__Exercise brief__. Find the lines containing the word "this" and copy every one of them.

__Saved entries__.
____
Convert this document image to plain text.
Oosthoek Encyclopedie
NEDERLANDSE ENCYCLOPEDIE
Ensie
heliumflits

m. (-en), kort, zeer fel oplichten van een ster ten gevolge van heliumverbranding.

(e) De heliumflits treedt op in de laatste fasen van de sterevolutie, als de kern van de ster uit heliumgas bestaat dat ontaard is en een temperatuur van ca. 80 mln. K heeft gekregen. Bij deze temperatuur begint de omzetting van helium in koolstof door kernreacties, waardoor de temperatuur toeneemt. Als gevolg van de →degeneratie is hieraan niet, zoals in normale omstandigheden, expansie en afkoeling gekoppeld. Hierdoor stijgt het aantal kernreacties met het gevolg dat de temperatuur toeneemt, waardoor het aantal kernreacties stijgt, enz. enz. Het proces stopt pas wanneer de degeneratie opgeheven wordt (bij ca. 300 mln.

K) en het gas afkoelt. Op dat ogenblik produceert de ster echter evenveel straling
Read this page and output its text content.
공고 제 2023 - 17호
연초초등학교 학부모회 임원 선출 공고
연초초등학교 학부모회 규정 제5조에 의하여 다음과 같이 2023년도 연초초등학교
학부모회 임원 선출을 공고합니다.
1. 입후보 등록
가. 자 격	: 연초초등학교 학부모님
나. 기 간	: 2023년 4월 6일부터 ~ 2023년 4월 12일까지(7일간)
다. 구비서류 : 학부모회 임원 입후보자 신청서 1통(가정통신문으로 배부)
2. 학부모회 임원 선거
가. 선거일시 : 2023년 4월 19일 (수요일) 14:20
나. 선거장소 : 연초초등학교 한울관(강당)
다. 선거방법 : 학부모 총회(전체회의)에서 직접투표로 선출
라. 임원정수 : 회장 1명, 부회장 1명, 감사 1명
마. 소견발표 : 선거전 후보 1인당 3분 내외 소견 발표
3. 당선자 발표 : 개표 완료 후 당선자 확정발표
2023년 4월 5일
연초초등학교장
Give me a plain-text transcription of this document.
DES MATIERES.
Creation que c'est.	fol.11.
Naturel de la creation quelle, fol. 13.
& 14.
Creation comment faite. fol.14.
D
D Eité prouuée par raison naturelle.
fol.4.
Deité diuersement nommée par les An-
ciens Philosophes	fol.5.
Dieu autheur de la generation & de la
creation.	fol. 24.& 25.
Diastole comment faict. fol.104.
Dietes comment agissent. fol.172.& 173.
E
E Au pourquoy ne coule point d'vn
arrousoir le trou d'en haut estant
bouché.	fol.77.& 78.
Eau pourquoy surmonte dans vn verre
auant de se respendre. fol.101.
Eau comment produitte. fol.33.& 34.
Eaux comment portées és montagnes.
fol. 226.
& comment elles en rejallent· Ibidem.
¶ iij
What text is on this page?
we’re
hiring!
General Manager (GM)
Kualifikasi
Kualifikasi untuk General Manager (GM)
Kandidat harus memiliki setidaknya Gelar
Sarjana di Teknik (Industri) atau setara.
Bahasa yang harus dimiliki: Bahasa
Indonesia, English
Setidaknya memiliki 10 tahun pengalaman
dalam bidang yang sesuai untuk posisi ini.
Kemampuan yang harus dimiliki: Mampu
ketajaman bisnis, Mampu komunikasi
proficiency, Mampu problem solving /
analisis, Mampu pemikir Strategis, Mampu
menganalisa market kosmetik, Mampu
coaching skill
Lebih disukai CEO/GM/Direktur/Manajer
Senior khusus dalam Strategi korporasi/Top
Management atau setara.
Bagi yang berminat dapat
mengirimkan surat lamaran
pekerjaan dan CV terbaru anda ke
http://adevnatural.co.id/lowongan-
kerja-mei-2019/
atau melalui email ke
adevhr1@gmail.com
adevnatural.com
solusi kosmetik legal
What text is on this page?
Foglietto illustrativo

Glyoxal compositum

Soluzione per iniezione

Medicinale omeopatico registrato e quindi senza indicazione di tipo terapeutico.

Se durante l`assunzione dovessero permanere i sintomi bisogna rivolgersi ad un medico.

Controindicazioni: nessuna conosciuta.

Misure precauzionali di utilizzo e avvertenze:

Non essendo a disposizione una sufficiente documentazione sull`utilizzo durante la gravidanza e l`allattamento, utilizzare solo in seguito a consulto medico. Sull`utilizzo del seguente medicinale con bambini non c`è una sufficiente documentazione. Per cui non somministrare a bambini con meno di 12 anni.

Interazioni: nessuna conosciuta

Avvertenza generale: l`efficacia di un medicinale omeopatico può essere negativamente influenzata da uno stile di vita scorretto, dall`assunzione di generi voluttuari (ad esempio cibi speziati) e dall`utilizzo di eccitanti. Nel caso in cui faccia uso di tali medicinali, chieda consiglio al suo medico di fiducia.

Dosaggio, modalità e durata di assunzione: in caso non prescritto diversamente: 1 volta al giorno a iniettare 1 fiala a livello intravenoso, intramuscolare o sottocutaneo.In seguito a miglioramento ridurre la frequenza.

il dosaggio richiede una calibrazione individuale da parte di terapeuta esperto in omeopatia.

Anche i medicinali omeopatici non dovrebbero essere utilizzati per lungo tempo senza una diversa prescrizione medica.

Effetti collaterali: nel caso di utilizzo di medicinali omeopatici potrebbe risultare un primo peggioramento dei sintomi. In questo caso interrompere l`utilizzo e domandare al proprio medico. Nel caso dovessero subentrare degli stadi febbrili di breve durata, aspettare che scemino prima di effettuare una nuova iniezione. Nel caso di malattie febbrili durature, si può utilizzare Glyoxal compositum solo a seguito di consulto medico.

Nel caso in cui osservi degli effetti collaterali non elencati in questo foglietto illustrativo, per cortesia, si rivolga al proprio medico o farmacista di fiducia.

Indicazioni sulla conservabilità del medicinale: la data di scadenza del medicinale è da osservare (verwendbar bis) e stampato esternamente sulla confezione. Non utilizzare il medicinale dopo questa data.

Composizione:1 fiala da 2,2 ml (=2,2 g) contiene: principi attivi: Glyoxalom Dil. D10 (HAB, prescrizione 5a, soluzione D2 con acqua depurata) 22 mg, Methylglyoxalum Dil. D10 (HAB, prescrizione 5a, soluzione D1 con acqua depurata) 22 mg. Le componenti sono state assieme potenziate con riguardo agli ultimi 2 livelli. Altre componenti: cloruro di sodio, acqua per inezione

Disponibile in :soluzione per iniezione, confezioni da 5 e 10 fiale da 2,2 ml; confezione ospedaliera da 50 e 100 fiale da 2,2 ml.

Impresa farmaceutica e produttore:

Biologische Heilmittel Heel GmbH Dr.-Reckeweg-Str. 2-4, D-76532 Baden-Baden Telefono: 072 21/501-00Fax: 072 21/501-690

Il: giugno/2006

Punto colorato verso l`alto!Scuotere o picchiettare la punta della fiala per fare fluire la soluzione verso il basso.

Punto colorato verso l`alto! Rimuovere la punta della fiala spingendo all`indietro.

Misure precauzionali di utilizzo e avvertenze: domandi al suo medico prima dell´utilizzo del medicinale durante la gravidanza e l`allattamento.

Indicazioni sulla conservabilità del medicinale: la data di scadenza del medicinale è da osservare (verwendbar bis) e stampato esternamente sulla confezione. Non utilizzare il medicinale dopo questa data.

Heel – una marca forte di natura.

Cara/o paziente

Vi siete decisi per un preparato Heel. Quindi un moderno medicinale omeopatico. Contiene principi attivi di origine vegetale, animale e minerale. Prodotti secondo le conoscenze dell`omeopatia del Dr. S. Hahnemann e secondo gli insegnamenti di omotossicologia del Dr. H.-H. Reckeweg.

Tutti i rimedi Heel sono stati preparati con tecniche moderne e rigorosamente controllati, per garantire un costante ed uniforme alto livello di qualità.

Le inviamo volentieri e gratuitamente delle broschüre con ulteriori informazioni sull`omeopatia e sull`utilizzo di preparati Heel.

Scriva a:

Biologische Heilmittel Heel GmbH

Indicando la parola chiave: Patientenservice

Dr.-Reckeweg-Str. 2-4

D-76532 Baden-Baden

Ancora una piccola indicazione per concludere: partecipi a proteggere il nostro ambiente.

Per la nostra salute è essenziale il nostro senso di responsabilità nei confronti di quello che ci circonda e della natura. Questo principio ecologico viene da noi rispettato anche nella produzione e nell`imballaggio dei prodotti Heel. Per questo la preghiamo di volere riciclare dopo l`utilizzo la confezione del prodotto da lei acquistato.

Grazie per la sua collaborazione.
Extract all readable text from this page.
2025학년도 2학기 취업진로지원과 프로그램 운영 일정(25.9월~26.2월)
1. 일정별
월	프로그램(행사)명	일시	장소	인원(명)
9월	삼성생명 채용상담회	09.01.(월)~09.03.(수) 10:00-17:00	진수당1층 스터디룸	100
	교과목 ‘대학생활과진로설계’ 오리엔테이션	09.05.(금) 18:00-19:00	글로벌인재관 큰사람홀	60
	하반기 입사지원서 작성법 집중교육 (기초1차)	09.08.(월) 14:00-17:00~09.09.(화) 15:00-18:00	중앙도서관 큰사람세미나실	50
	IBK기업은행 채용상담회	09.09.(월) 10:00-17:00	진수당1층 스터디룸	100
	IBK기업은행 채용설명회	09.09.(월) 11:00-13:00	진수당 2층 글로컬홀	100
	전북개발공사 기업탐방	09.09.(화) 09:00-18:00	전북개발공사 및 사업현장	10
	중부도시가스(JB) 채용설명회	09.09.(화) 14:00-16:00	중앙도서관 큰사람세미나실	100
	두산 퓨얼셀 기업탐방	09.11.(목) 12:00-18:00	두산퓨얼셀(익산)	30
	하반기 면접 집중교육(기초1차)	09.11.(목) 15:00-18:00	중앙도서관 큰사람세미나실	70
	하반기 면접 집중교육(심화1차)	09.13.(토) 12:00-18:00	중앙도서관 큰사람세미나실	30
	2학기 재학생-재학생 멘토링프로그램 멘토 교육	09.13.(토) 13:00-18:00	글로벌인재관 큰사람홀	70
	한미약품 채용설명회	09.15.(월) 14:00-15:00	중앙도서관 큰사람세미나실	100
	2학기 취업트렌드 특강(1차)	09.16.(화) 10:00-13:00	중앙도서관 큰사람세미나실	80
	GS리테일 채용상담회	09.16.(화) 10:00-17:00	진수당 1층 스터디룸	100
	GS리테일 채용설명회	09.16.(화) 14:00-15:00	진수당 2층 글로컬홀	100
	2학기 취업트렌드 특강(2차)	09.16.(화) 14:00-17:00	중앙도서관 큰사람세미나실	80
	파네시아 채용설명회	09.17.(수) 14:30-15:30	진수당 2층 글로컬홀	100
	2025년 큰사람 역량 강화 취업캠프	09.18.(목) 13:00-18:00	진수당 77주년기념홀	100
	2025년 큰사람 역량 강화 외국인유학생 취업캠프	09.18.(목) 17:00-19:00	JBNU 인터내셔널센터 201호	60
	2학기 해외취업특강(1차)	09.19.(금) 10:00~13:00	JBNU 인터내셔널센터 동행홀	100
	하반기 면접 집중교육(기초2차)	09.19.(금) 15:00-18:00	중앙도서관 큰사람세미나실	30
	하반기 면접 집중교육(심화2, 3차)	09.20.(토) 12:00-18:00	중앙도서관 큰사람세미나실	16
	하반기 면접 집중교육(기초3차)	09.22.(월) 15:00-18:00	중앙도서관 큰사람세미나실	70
____
__Written answer__.
Convert this document image to plain text.
Read this page and output its text content.
Give me a plain-text transcription of this document.
What text is on this page?
What text is on this page?
Extract all readable text from this page.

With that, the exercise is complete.